▶ Exercise objective: What follows is a listing; restate every line of it word for word.

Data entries

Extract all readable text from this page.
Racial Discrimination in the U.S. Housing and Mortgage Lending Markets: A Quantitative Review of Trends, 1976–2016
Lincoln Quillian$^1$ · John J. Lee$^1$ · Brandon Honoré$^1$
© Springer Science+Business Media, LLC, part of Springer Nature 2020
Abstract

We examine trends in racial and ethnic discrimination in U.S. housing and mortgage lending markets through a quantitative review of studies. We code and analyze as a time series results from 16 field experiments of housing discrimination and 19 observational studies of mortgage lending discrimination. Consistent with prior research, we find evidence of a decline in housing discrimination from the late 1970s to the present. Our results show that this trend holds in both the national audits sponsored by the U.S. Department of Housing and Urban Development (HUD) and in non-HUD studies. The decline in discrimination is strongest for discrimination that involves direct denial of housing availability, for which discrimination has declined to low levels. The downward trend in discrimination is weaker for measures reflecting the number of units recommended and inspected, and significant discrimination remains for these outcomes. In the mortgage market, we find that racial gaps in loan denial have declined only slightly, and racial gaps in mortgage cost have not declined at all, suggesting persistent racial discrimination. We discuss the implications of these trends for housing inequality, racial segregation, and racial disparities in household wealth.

▶ Written solution:
Extract all readable text from this page.
Racial Discrimination in the U.S. Housing and Mortgage Lending Markets: A Quantitative Review of Trends, 1976–2016
Lincoln Quillian$^1$ · John J. Lee$^1$ · Brandon Honoré$^1$
© Springer Science+Business Media, LLC, part of Springer Nature 2020
Abstract

We examine trends in racial and ethnic discrimination in U.S. housing and mortgage lending markets through a quantitative review of studies. We code and analyze as a time series results from 16 field experiments of housing discrimination and 19 observational studies of mortgage lending discrimination. Consistent with prior research, we find evidence of a decline in housing discrimination from the late 1970s to the present. Our results show that this trend holds in both the national audits sponsored by the U.S. Department of Housing and Urban Development (HUD) and in non-HUD studies. The decline in discrimination is strongest for discrimination that involves direct denial of housing availability, for which discrimination has declined to low levels. The downward trend in discrimination is weaker for measures reflecting the number of units recommended and inspected, and significant discrimination remains for these outcomes. In the mortgage market, we find that racial gaps in loan denial have declined only slightly, and racial gaps in mortgage cost have not declined at all, suggesting persistent racial discrimination. We discuss the implications of these trends for housing inequality, racial segregation, and racial disparities in household wealth.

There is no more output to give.